■ WHAT THE EXERCISE ASKS ■
Could you write out every record below exactly, leaving out any pictures?

** Begin **

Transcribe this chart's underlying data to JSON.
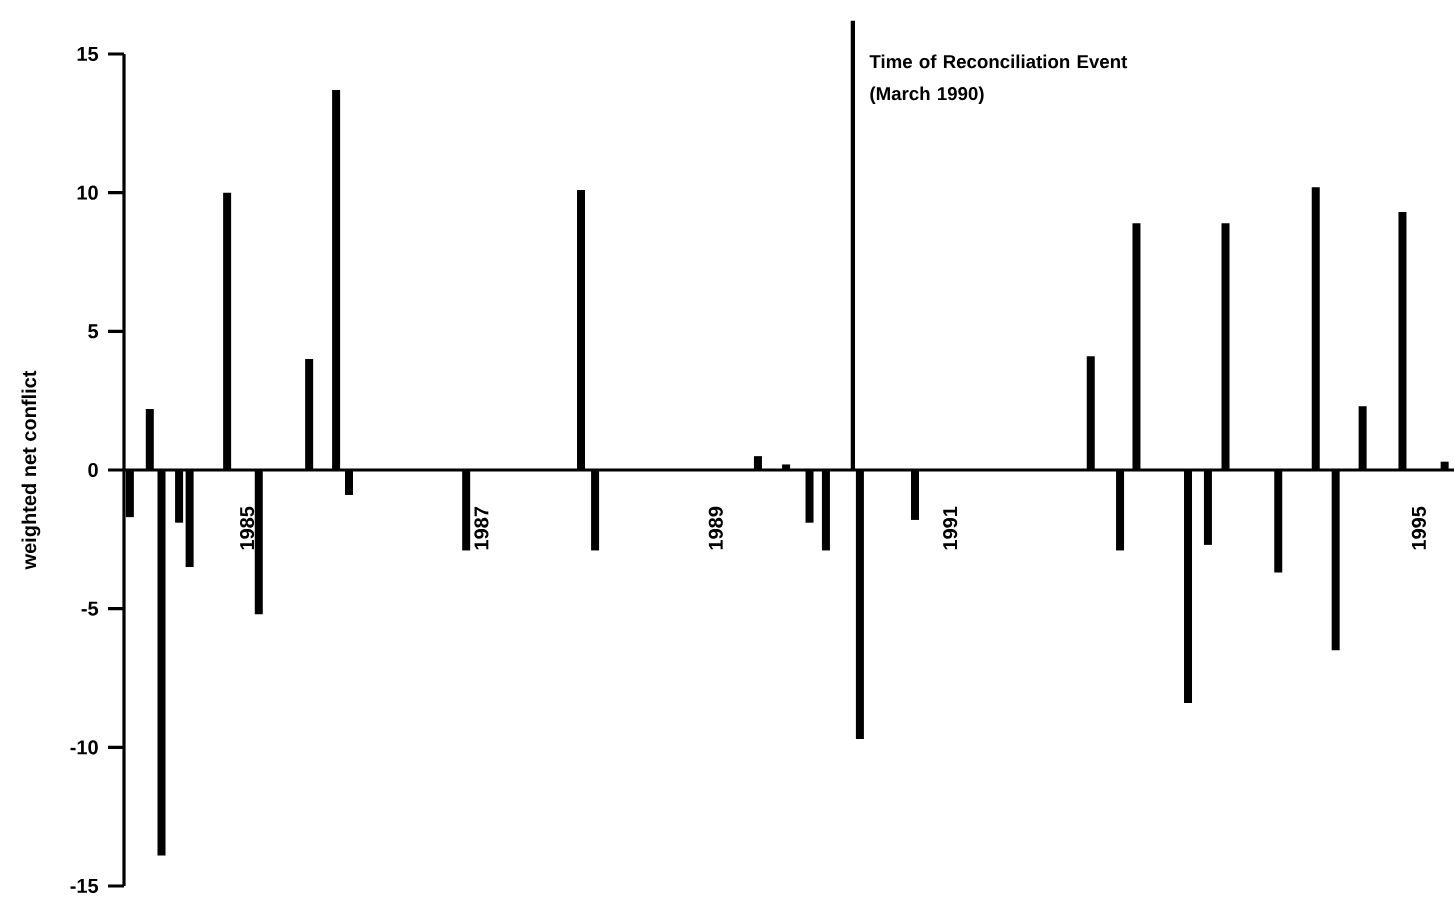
{
  "chart_data": {
    "type": "bar",
    "ylabel": "weighted net conflict",
    "color": "#000000",
    "x": [
      1984.0,
      1984.17,
      1984.27,
      1984.42,
      1984.51,
      1984.83,
      1985.1,
      1985.53,
      1985.76,
      1985.87,
      1986.87,
      1987.85,
      1987.97,
      1989.36,
      1989.6,
      1989.8,
      1989.94,
      1990.23,
      1990.7,
      1992.2,
      1992.45,
      1992.59,
      1993.03,
      1993.2,
      1993.35,
      1993.8,
      1994.12,
      1994.29,
      1994.52,
      1994.86,
      1995.22
    ],
    "values": [
      -1.7,
      2.2,
      -13.9,
      -1.9,
      -3.5,
      10.0,
      -5.2,
      4.0,
      13.7,
      -0.9,
      -2.9,
      10.1,
      -2.9,
      0.5,
      0.2,
      -1.9,
      -2.9,
      -9.7,
      -1.8,
      4.1,
      -2.9,
      8.9,
      -8.4,
      -2.7,
      8.9,
      -3.7,
      10.2,
      -6.5,
      2.3,
      9.3,
      0.3
    ],
    "xlim": [
      1983.95,
      1995.3
    ],
    "ylim": [
      -15,
      15
    ],
    "xticks": [
      1985,
      1987,
      1989,
      1991,
      1995
    ],
    "yticks": [
      -15,
      -10,
      -5,
      0,
      5,
      10,
      15
    ],
    "ref_lines": [
      {
        "axis": "x",
        "value": 1990.17,
        "label": "Time of Reconciliation Event (March 1990)",
        "color": "#000000"
      }
    ],
    "grid": false
  }
}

** End **

■ TASK ANSWER ■
Transcribe this chart's underlying data to JSON.
{
  "chart_data": {
    "type": "bar",
    "ylabel": "weighted net conflict",
    "color": "#000000",
    "x": [
      1984.0,
      1984.17,
      1984.27,
      1984.42,
      1984.51,
      1984.83,
      1985.1,
      1985.53,
      1985.76,
      1985.87,
      1986.87,
      1987.85,
      1987.97,
      1989.36,
      1989.6,
      1989.8,
      1989.94,
      1990.23,
      1990.7,
      1992.2,
      1992.45,
      1992.59,
      1993.03,
      1993.2,
      1993.35,
      1993.8,
      1994.12,
      1994.29,
      1994.52,
      1994.86,
      1995.22
    ],
    "values": [
      -1.7,
      2.2,
      -13.9,
      -1.9,
      -3.5,
      10.0,
      -5.2,
      4.0,
      13.7,
      -0.9,
      -2.9,
      10.1,
      -2.9,
      0.5,
      0.2,
      -1.9,
      -2.9,
      -9.7,
      -1.8,
      4.1,
      -2.9,
      8.9,
      -8.4,
      -2.7,
      8.9,
      -3.7,
      10.2,
      -6.5,
      2.3,
      9.3,
      0.3
    ],
    "xlim": [
      1983.95,
      1995.3
    ],
    "ylim": [
      -15,
      15
    ],
    "xticks": [
      1985,
      1987,
      1989,
      1991,
      1995
    ],
    "yticks": [
      -15,
      -10,
      -5,
      0,
      5,
      10,
      15
    ],
    "ref_lines": [
      {
        "axis": "x",
        "value": 1990.17,
        "label": "Time of Reconciliation Event (March 1990)",
        "color": "#000000"
      }
    ],
    "grid": false
  }
}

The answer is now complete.